→ **SUPPLIED DATA**:
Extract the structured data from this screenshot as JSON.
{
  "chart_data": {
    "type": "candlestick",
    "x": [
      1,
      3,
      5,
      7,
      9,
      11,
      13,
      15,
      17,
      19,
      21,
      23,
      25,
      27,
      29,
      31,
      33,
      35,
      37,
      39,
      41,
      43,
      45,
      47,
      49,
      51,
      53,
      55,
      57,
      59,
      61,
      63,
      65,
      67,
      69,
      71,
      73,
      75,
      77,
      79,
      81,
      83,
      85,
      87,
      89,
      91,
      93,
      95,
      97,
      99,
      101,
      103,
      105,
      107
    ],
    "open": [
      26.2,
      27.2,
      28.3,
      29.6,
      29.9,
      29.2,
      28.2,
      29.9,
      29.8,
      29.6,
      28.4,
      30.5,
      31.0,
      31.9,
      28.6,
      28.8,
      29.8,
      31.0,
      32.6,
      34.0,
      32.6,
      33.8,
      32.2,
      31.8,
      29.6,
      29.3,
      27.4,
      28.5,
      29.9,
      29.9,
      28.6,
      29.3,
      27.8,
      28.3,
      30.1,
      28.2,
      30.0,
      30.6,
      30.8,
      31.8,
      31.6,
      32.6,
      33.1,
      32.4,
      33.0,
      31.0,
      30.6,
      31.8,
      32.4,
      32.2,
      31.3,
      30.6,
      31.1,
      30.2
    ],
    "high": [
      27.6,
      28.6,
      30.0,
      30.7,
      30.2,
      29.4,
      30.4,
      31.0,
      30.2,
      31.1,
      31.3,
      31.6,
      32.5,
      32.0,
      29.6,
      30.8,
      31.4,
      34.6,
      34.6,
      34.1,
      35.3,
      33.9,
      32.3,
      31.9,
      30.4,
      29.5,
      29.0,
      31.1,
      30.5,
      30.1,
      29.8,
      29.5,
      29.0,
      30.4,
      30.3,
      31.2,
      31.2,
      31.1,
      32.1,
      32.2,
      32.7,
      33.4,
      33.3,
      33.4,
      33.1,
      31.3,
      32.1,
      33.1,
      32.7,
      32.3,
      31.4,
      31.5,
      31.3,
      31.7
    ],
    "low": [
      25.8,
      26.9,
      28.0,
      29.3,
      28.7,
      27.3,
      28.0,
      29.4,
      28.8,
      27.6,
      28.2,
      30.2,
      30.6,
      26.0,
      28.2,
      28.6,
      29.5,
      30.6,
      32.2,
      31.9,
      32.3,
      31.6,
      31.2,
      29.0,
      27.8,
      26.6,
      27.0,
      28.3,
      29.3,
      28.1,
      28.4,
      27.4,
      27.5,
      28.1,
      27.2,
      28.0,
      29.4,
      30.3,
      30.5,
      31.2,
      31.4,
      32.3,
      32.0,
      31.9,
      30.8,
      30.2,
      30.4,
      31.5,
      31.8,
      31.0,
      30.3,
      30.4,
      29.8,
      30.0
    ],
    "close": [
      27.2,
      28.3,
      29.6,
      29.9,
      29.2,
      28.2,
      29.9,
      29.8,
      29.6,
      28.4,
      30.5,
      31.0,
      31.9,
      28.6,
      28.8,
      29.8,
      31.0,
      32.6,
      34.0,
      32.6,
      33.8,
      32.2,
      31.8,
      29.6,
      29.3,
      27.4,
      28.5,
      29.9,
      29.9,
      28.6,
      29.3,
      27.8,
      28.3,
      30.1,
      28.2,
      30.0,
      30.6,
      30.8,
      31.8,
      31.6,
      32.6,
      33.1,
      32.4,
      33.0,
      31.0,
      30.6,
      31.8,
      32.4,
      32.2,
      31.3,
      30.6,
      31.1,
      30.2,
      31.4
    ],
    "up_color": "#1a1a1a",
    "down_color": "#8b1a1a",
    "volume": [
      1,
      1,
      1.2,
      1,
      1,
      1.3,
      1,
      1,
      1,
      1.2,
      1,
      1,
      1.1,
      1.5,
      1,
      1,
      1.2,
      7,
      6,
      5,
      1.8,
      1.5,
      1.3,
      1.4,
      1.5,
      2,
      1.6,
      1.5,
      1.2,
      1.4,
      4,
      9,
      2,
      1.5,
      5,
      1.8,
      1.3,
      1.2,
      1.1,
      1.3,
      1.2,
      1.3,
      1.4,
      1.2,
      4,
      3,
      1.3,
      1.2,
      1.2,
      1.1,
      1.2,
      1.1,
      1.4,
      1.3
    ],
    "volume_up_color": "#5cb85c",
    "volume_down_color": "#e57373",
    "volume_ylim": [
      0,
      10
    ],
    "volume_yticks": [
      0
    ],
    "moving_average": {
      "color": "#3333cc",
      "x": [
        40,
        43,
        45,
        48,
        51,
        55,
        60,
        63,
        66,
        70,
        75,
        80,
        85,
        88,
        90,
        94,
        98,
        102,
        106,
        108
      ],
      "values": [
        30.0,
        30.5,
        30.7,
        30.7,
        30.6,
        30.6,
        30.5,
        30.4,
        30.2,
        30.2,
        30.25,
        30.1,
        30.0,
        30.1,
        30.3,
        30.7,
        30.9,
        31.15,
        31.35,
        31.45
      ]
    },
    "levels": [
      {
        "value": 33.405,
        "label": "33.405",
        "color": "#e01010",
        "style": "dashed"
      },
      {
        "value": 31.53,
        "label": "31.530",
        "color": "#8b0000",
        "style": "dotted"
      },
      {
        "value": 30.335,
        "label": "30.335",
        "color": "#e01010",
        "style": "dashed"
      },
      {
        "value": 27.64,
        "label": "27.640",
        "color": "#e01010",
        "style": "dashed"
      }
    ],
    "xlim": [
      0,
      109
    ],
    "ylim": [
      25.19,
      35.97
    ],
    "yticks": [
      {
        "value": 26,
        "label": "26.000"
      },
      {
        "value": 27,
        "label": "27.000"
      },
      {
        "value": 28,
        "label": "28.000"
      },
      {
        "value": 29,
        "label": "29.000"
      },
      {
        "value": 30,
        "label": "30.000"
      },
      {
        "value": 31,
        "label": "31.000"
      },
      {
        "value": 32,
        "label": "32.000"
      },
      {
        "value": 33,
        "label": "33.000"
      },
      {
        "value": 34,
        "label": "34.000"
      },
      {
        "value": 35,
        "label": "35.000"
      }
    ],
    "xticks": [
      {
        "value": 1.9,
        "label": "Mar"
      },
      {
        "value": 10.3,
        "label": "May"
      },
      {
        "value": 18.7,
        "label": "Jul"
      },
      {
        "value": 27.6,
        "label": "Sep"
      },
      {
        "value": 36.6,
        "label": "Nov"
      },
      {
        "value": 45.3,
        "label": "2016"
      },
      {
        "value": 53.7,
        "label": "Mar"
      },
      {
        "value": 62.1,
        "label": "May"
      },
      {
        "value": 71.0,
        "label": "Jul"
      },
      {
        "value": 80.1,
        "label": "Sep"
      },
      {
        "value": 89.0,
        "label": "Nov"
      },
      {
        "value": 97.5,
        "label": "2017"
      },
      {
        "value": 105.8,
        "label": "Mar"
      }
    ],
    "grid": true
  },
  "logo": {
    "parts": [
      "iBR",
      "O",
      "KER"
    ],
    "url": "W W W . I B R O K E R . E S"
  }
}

→ **WHAT YOU SHOULD DO**:
Reproduce all of the material above word for word.

→ **RESULT BELOW**:
Extract the structured data from this screenshot as JSON.
{
  "chart_data": {
    "type": "candlestick",
    "x": [
      1,
      3,
      5,
      7,
      9,
      11,
      13,
      15,
      17,
      19,
      21,
      23,
      25,
      27,
      29,
      31,
      33,
      35,
      37,
      39,
      41,
      43,
      45,
      47,
      49,
      51,
      53,
      55,
      57,
      59,
      61,
      63,
      65,
      67,
      69,
      71,
      73,
      75,
      77,
      79,
      81,
      83,
      85,
      87,
      89,
      91,
      93,
      95,
      97,
      99,
      101,
      103,
      105,
      107
    ],
    "open": [
      26.2,
      27.2,
      28.3,
      29.6,
      29.9,
      29.2,
      28.2,
      29.9,
      29.8,
      29.6,
      28.4,
      30.5,
      31.0,
      31.9,
      28.6,
      28.8,
      29.8,
      31.0,
      32.6,
      34.0,
      32.6,
      33.8,
      32.2,
      31.8,
      29.6,
      29.3,
      27.4,
      28.5,
      29.9,
      29.9,
      28.6,
      29.3,
      27.8,
      28.3,
      30.1,
      28.2,
      30.0,
      30.6,
      30.8,
      31.8,
      31.6,
      32.6,
      33.1,
      32.4,
      33.0,
      31.0,
      30.6,
      31.8,
      32.4,
      32.2,
      31.3,
      30.6,
      31.1,
      30.2
    ],
    "high": [
      27.6,
      28.6,
      30.0,
      30.7,
      30.2,
      29.4,
      30.4,
      31.0,
      30.2,
      31.1,
      31.3,
      31.6,
      32.5,
      32.0,
      29.6,
      30.8,
      31.4,
      34.6,
      34.6,
      34.1,
      35.3,
      33.9,
      32.3,
      31.9,
      30.4,
      29.5,
      29.0,
      31.1,
      30.5,
      30.1,
      29.8,
      29.5,
      29.0,
      30.4,
      30.3,
      31.2,
      31.2,
      31.1,
      32.1,
      32.2,
      32.7,
      33.4,
      33.3,
      33.4,
      33.1,
      31.3,
      32.1,
      33.1,
      32.7,
      32.3,
      31.4,
      31.5,
      31.3,
      31.7
    ],
    "low": [
      25.8,
      26.9,
      28.0,
      29.3,
      28.7,
      27.3,
      28.0,
      29.4,
      28.8,
      27.6,
      28.2,
      30.2,
      30.6,
      26.0,
      28.2,
      28.6,
      29.5,
      30.6,
      32.2,
      31.9,
      32.3,
      31.6,
      31.2,
      29.0,
      27.8,
      26.6,
      27.0,
      28.3,
      29.3,
      28.1,
      28.4,
      27.4,
      27.5,
      28.1,
      27.2,
      28.0,
      29.4,
      30.3,
      30.5,
      31.2,
      31.4,
      32.3,
      32.0,
      31.9,
      30.8,
      30.2,
      30.4,
      31.5,
      31.8,
      31.0,
      30.3,
      30.4,
      29.8,
      30.0
    ],
    "close": [
      27.2,
      28.3,
      29.6,
      29.9,
      29.2,
      28.2,
      29.9,
      29.8,
      29.6,
      28.4,
      30.5,
      31.0,
      31.9,
      28.6,
      28.8,
      29.8,
      31.0,
      32.6,
      34.0,
      32.6,
      33.8,
      32.2,
      31.8,
      29.6,
      29.3,
      27.4,
      28.5,
      29.9,
      29.9,
      28.6,
      29.3,
      27.8,
      28.3,
      30.1,
      28.2,
      30.0,
      30.6,
      30.8,
      31.8,
      31.6,
      32.6,
      33.1,
      32.4,
      33.0,
      31.0,
      30.6,
      31.8,
      32.4,
      32.2,
      31.3,
      30.6,
      31.1,
      30.2,
      31.4
    ],
    "up_color": "#1a1a1a",
    "down_color": "#8b1a1a",
    "volume": [
      1,
      1,
      1.2,
      1,
      1,
      1.3,
      1,
      1,
      1,
      1.2,
      1,
      1,
      1.1,
      1.5,
      1,
      1,
      1.2,
      7,
      6,
      5,
      1.8,
      1.5,
      1.3,
      1.4,
      1.5,
      2,
      1.6,
      1.5,
      1.2,
      1.4,
      4,
      9,
      2,
      1.5,
      5,
      1.8,
      1.3,
      1.2,
      1.1,
      1.3,
      1.2,
      1.3,
      1.4,
      1.2,
      4,
      3,
      1.3,
      1.2,
      1.2,
      1.1,
      1.2,
      1.1,
      1.4,
      1.3
    ],
    "volume_up_color": "#5cb85c",
    "volume_down_color": "#e57373",
    "volume_ylim": [
      0,
      10
    ],
    "volume_yticks": [
      0
    ],
    "moving_average": {
      "color": "#3333cc",
      "x": [
        40,
        43,
        45,
        48,
        51,
        55,
        60,
        63,
        66,
        70,
        75,
        80,
        85,
        88,
        90,
        94,
        98,
        102,
        106,
        108
      ],
      "values": [
        30.0,
        30.5,
        30.7,
        30.7,
        30.6,
        30.6,
        30.5,
        30.4,
        30.2,
        30.2,
        30.25,
        30.1,
        30.0,
        30.1,
        30.3,
        30.7,
        30.9,
        31.15,
        31.35,
        31.45
      ]
    },
    "levels": [
      {
        "value": 33.405,
        "label": "33.405",
        "color": "#e01010",
        "style": "dashed"
      },
      {
        "value": 31.53,
        "label": "31.530",
        "color": "#8b0000",
        "style": "dotted"
      },
      {
        "value": 30.335,
        "label": "30.335",
        "color": "#e01010",
        "style": "dashed"
      },
      {
        "value": 27.64,
        "label": "27.640",
        "color": "#e01010",
        "style": "dashed"
      }
    ],
    "xlim": [
      0,
      109
    ],
    "ylim": [
      25.19,
      35.97
    ],
    "yticks": [
      {
        "value": 26,
        "label": "26.000"
      },
      {
        "value": 27,
        "label": "27.000"
      },
      {
        "value": 28,
        "label": "28.000"
      },
      {
        "value": 29,
        "label": "29.000"
      },
      {
        "value": 30,
        "label": "30.000"
      },
      {
        "value": 31,
        "label": "31.000"
      },
      {
        "value": 32,
        "label": "32.000"
      },
      {
        "value": 33,
        "label": "33.000"
      },
      {
        "value": 34,
        "label": "34.000"
      },
      {
        "value": 35,
        "label": "35.000"
      }
    ],
    "xticks": [
      {
        "value": 1.9,
        "label": "Mar"
      },
      {
        "value": 10.3,
        "label": "May"
      },
      {
        "value": 18.7,
        "label": "Jul"
      },
      {
        "value": 27.6,
        "label": "Sep"
      },
      {
        "value": 36.6,
        "label": "Nov"
      },
      {
        "value": 45.3,
        "label": "2016"
      },
      {
        "value": 53.7,
        "label": "Mar"
      },
      {
        "value": 62.1,
        "label": "May"
      },
      {
        "value": 71.0,
        "label": "Jul"
      },
      {
        "value": 80.1,
        "label": "Sep"
      },
      {
        "value": 89.0,
        "label": "Nov"
      },
      {
        "value": 97.5,
        "label": "2017"
      },
      {
        "value": 105.8,
        "label": "Mar"
      }
    ],
    "grid": true
  },
  "logo": {
    "parts": [
      "iBR",
      "O",
      "KER"
    ],
    "url": "W W W . I B R O K E R . E S"
  }
}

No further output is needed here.